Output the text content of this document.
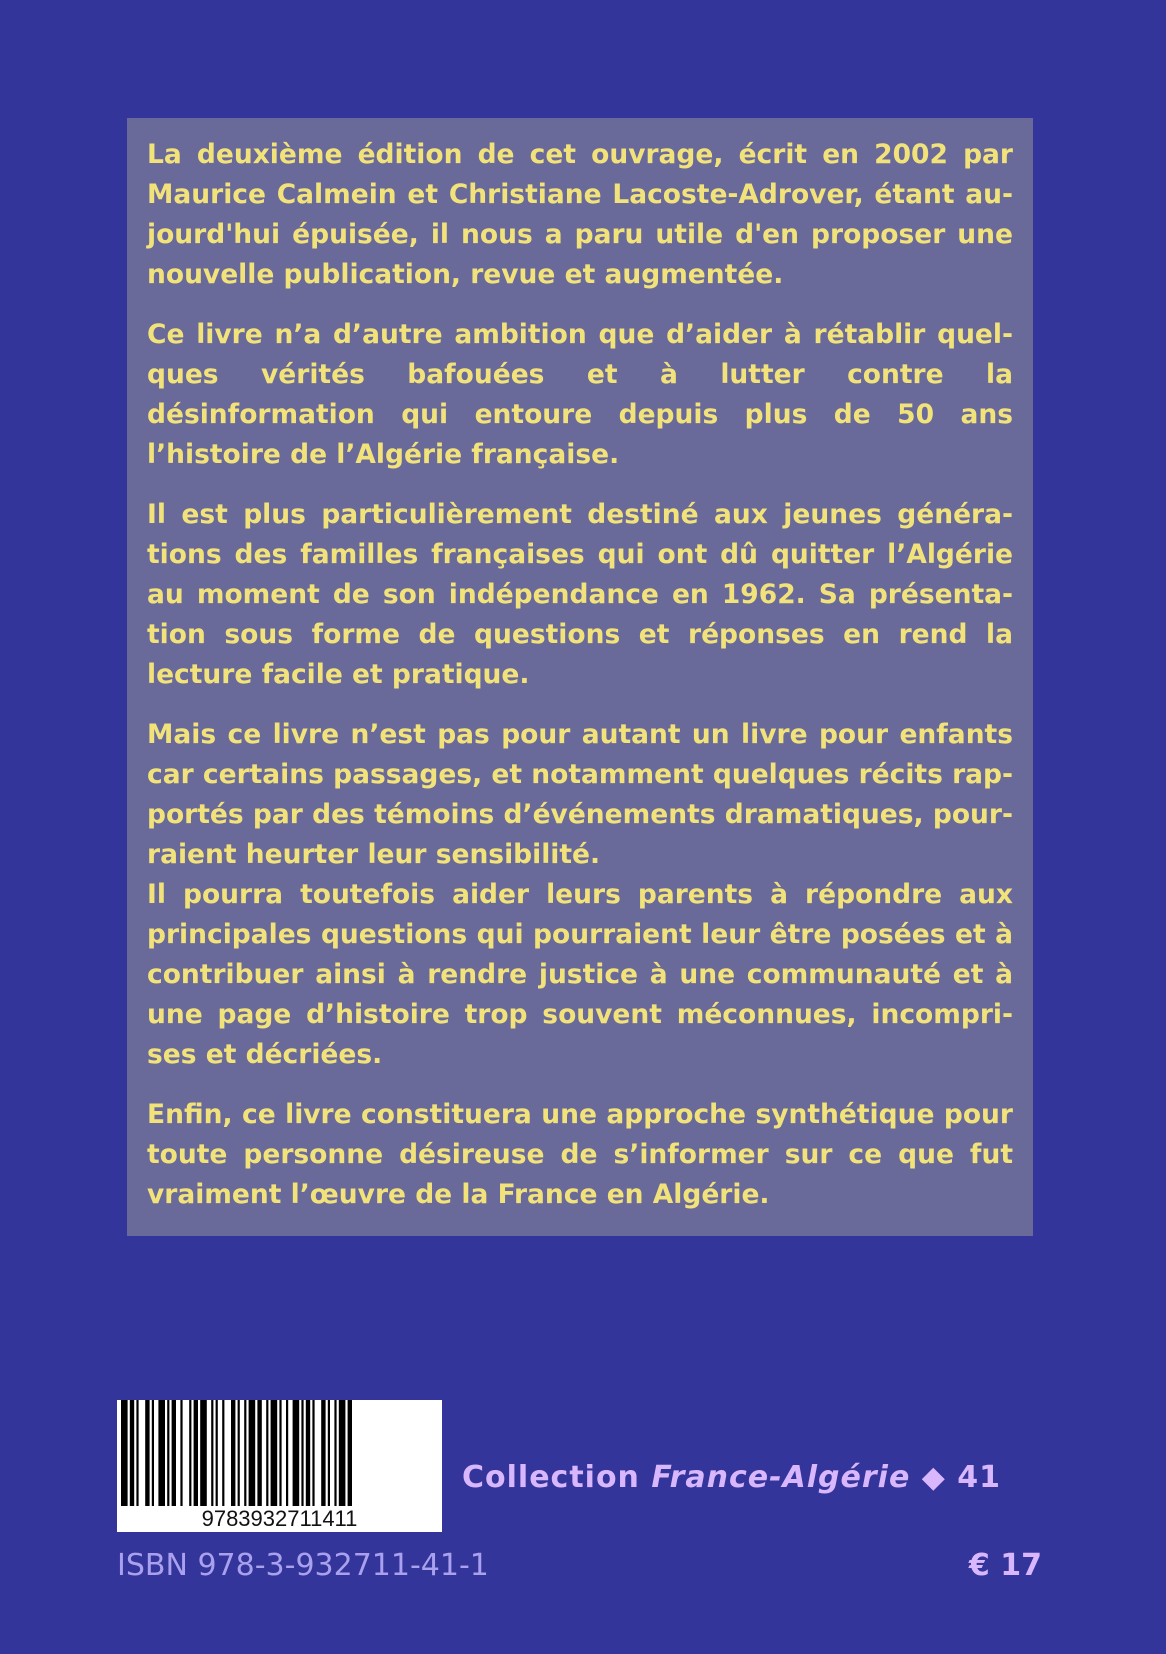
La deuxième édition de cet ouvrage, écrit en 2002 par Maurice Calmein et Christiane Lacoste-Adrover, étant aujourd'hui épuisée, il nous a paru utile d'en proposer une nouvelle publication, revue et augmentée.

Ce livre n’a d’autre ambition que d’aider à rétablir quelques vérités bafouées et à lutter contre la désinformation qui entoure depuis plus de 50 ans l’histoire de l’Algérie française.

Il est plus particulièrement destiné aux jeunes générations des familles françaises qui ont dû quitter l’Algérie au moment de son indépendance en 1962. Sa présentation sous forme de questions et réponses en rend la lecture facile et pratique.

Mais ce livre n’est pas pour autant un livre pour enfants car certains passages, et notamment quelques récits rapportés par des témoins d’événements dramatiques, pourraient heurter leur sensibilité.

Il pourra toutefois aider leurs parents à répondre aux principales questions qui pourraient leur être posées et à contribuer ainsi à rendre justice à une communauté et à une page d’histoire trop souvent méconnues, incomprises et décriées.

Enfin, ce livre constituera une approche synthétique pour toute personne désireuse de s’informer sur ce que fut vraiment l’œuvre de la France en Algérie.

9783932711411
Collection France-Algérie ◆ 41
ISBN 978-3-932711-41-1	€ 17
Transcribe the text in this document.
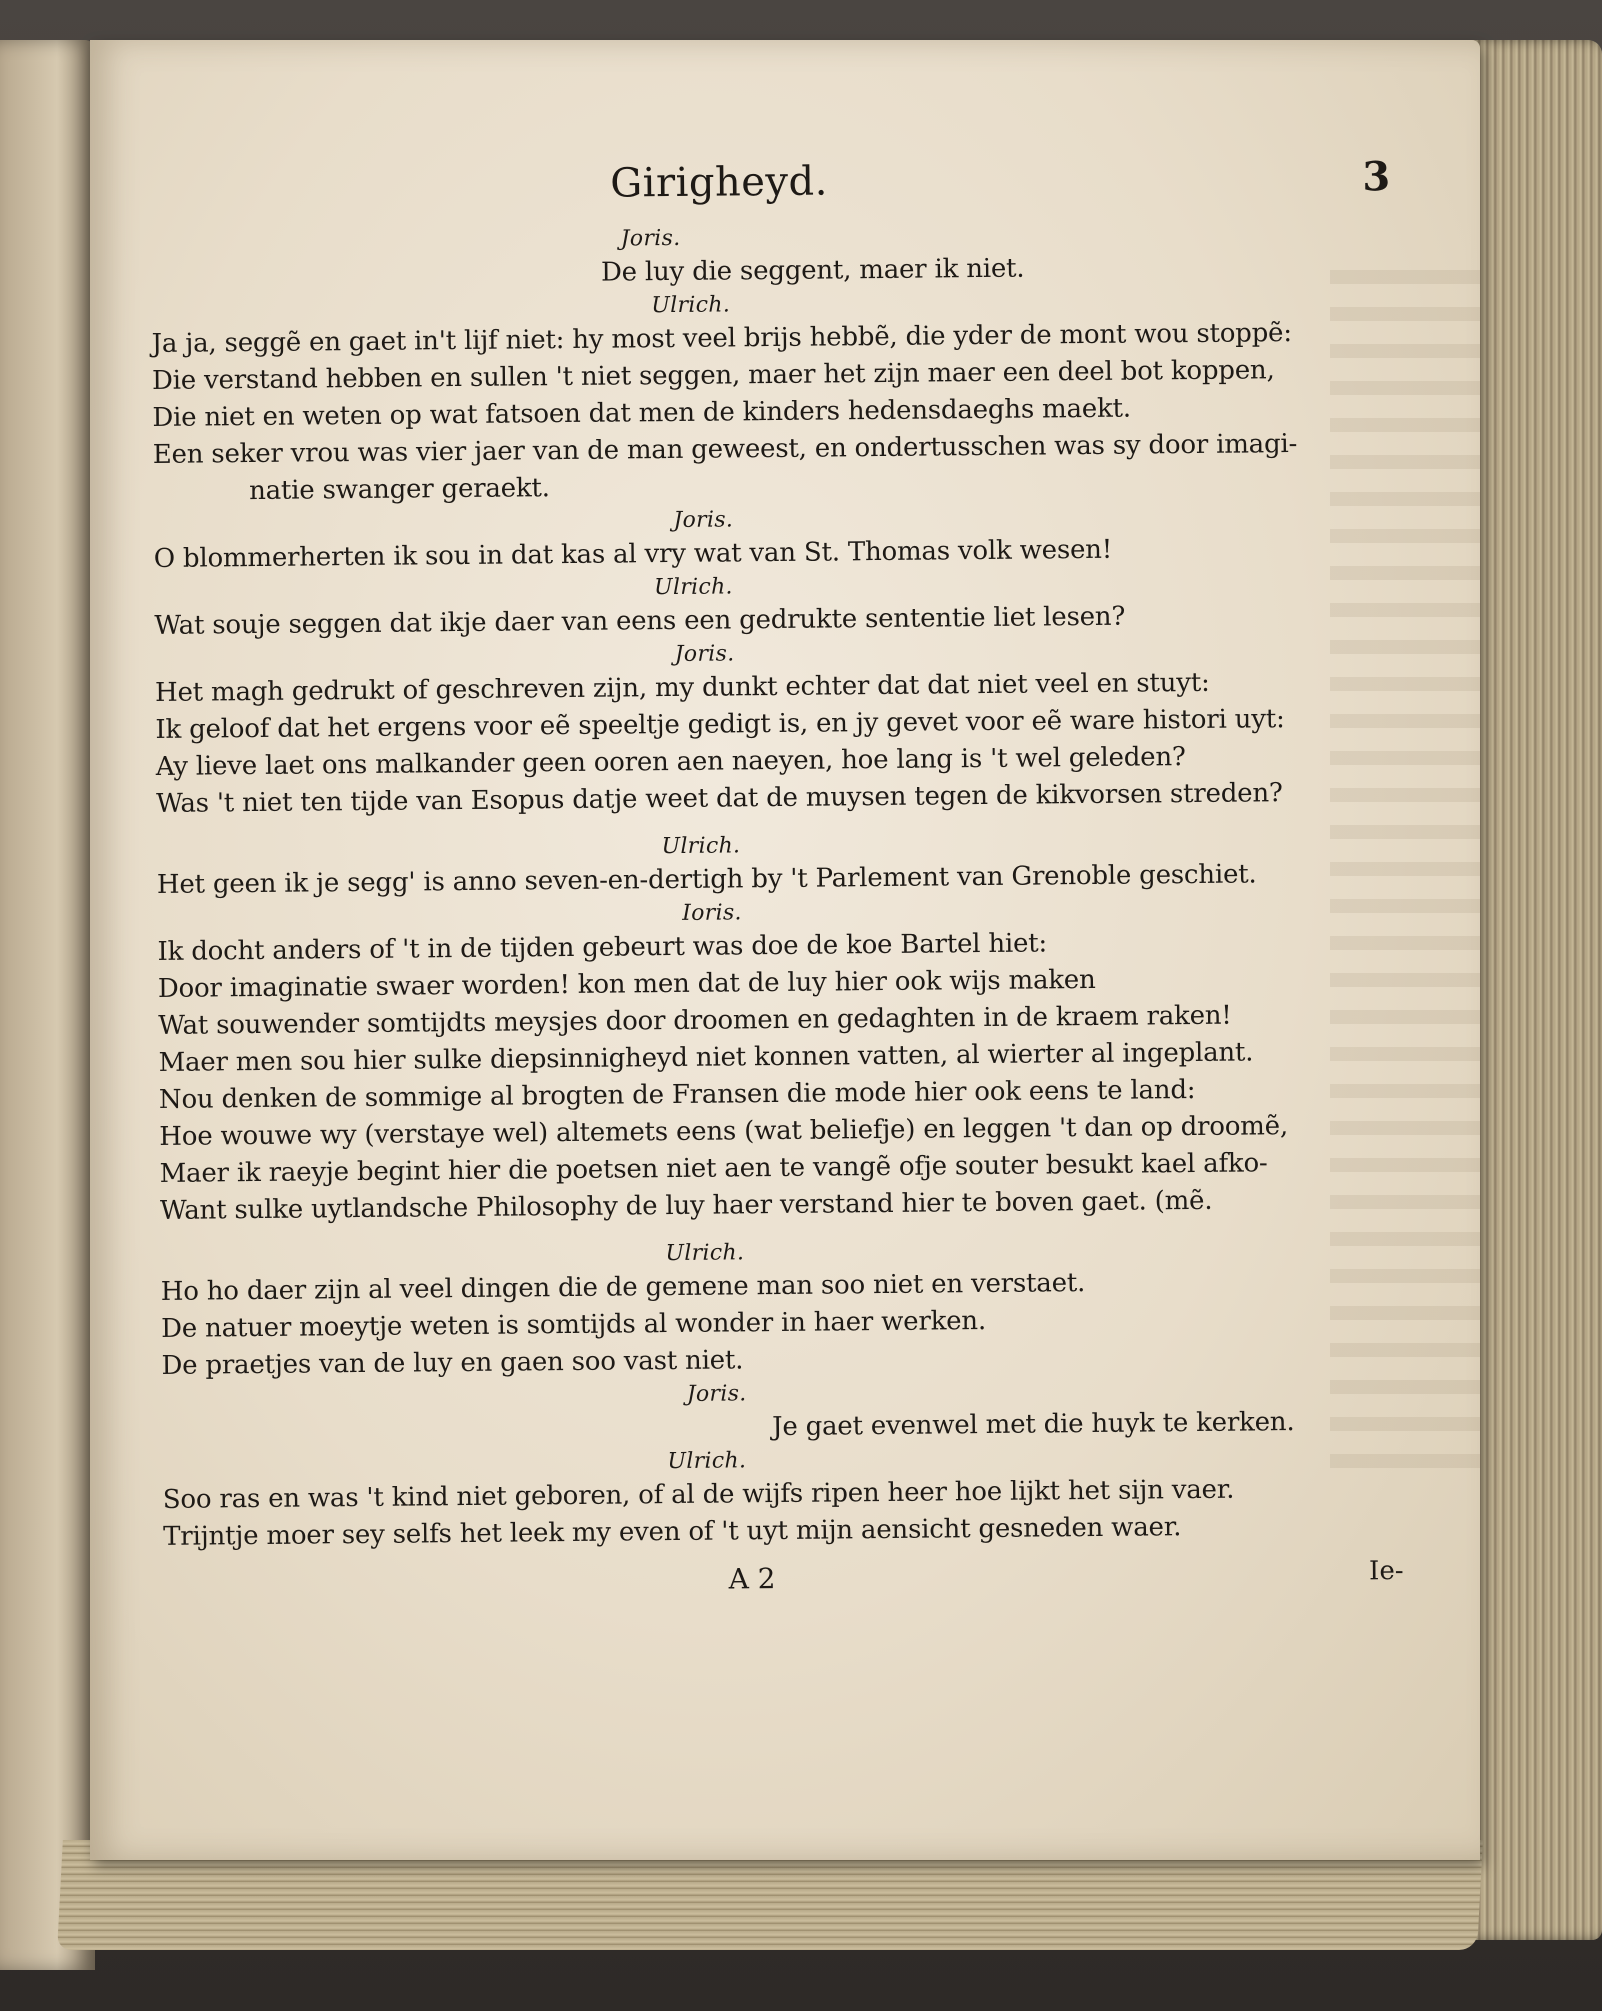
Girigheyd.	3
Joris.
De luy die seggent, maer ik niet.
Ulrich.
Ja ja, seggẽ en gaet in't lijf niet: hy most veel brijs hebbẽ, die yder de mont wou stoppẽ:
Die verstand hebben en sullen 't niet seggen, maer het zijn maer een deel bot koppen,
Die niet en weten op wat fatsoen dat men de kinders hedensdaeghs maekt.
Een seker vrou was vier jaer van de man geweest, en ondertusschen was sy door imagi-
natie swanger geraekt.
Joris.
O blommerherten ik sou in dat kas al vry wat van St. Thomas volk wesen!
Ulrich.
Wat souje seggen dat ikje daer van eens een gedrukte sententie liet lesen?
Joris.
Het magh gedrukt of geschreven zijn, my dunkt echter dat dat niet veel en stuyt:
Ik geloof dat het ergens voor eẽ speeltje gedigt is, en jy gevet voor eẽ ware histori uyt:
Ay lieve laet ons malkander geen ooren aen naeyen, hoe lang is 't wel geleden?
Was 't niet ten tijde van Esopus datje weet dat de muysen tegen de kikvorsen streden?
Ulrich.
Het geen ik je segg' is anno seven-en-dertigh by 't Parlement van Grenoble geschiet.
Ioris.
Ik docht anders of 't in de tijden gebeurt was doe de koe Bartel hiet:
Door imaginatie swaer worden! kon men dat de luy hier ook wijs maken
Wat souwender somtijdts meysjes door droomen en gedaghten in de kraem raken!
Maer men sou hier sulke diepsinnigheyd niet konnen vatten, al wierter al ingeplant.
Nou denken de sommige al brogten de Fransen die mode hier ook eens te land:
Hoe wouwe wy (verstaye wel) altemets eens (wat beliefje) en leggen 't dan op droomẽ,
Maer ik raeyje begint hier die poetsen niet aen te vangẽ ofje souter besukt kael afko-
Want sulke uytlandsche Philosophy de luy haer verstand hier te boven gaet. (mẽ.
Ulrich.
Ho ho daer zijn al veel dingen die de gemene man soo niet en verstaet.
De natuer moeytje weten is somtijds al wonder in haer werken.
De praetjes van de luy en gaen soo vast niet.
Joris.
Je gaet evenwel met die huyk te kerken.
Ulrich.
Soo ras en was 't kind niet geboren, of al de wijfs ripen heer hoe lijkt het sijn vaer.
Trijntje moer sey selfs het leek my even of 't uyt mijn aensicht gesneden waer.
A 2	Ie-
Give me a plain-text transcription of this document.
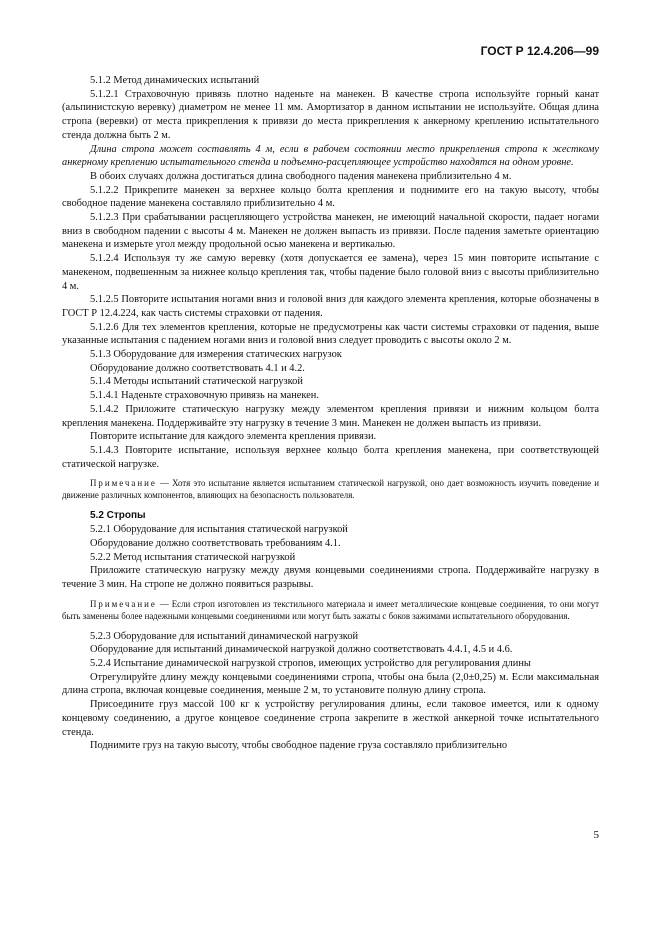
ГОСТ Р 12.4.206—99

5.1.2 Метод динамических испытаний

5.1.2.1 Страховочную привязь плотно наденьте на манекен. В качестве стропа используйте горный канат (альпинистскую веревку) диаметром не менее 11 мм. Амортизатор в данном испытании не используйте. Общая длина стропа (веревки) от места прикрепления к привязи до места прикрепления к анкерному креплению испытательного стенда должна быть 2 м.

Длина стропа может составлять 4 м, если в рабочем состоянии место прикрепления стропа к жесткому анкерному креплению испытательного стенда и подъемно-расцепляющее устройство находятся на одном уровне.

В обоих случаях должна достигаться длина свободного падения манекена приблизительно 4 м.

5.1.2.2 Прикрепите манекен за верхнее кольцо болта крепления и поднимите его на такую высоту, чтобы свободное падение манекена составляло приблизительно 4 м.

5.1.2.3 При срабатывании расцепляющего устройства манекен, не имеющий начальной скорости, падает ногами вниз в свободном падении с высоты 4 м. Манекен не должен выпасть из привязи. После падения заметьте ориентацию манекена и измерьте угол между продольной осью манекена и вертикалью.

5.1.2.4 Используя ту же самую веревку (хотя допускается ее замена), через 15 мин повторите испытание с манекеном, подвешенным за нижнее кольцо крепления так, чтобы падение было головой вниз с высоты приблизительно 4 м.

5.1.2.5 Повторите испытания ногами вниз и головой вниз для каждого элемента крепления, которые обозначены в ГОСТ Р 12.4.224, как часть системы страховки от падения.

5.1.2.6 Для тех элементов крепления, которые не предусмотрены как части системы страховки от падения, выше указанные испытания с падением ногами вниз и головой вниз следует проводить с высоты около 2 м.

5.1.3 Оборудование для измерения статических нагрузок

Оборудование должно соответствовать 4.1 и 4.2.

5.1.4 Методы испытаний статической нагрузкой

5.1.4.1 Наденьте страховочную привязь на манекен.

5.1.4.2 Приложите статическую нагрузку между элементом крепления привязи и нижним кольцом болта крепления манекена. Поддерживайте эту нагрузку в течение 3 мин. Манекен не должен выпасть из привязи.

Повторите испытание для каждого элемента крепления привязи.

5.1.4.3 Повторите испытание, используя верхнее кольцо болта крепления манекена, при соответствующей статической нагрузке.

Примечание — Хотя это испытание является испытанием статической нагрузкой, оно дает возможность изучить поведение и движение различных компонентов, влияющих на безопасность пользователя.

5.2 Стропы

5.2.1 Оборудование для испытания статической нагрузкой

Оборудование должно соответствовать требованиям 4.1.

5.2.2 Метод испытания статической нагрузкой

Приложите статическую нагрузку между двумя концевыми соединениями стропа. Поддерживайте нагрузку в течение 3 мин. На стропе не должно появиться разрывы.

Примечание — Если строп изготовлен из текстильного материала и имеет металлические концевые соединения, то они могут быть заменены более надежными концевыми соединениями или могут быть зажаты с боков зажимами испытательного оборудования.

5.2.3 Оборудование для испытаний динамической нагрузкой

Оборудование для испытаний динамической нагрузкой должно соответствовать 4.4.1, 4.5 и 4.6.

5.2.4 Испытание динамической нагрузкой стропов, имеющих устройство для регулирования длины

Отрегулируйте длину между концевыми соединениями стропа, чтобы она была (2,0±0,25) м. Если максимальная длина стропа, включая концевые соединения, меньше 2 м, то установите полную длину стропа.

Присоедините груз массой 100 кг к устройству регулирования длины, если таковое имеется, или к одному концевому соединению, а другое концевое соединение стропа закрепите в жесткой анкерной точке испытательного стенда.

Поднимите груз на такую высоту, чтобы свободное падение груза составляло приблизительно

5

#####

| Exercise |
Look over the listing. Pull out every line with the string "leur" in it.

| Full response |
Mais ce livre n’est pas pour autant un livre pour enfants car certains passages, et notamment quelques récits rapportés par des témoins d’événements dramatiques, pourraient heurter leur sensibilité.
Il pourra toutefois aider leurs parents à répondre aux principales questions qui pourraient leur être posées et à contribuer ainsi à rendre justice à une communauté et à une page d’histoire trop souvent méconnues, incomprises et décriées.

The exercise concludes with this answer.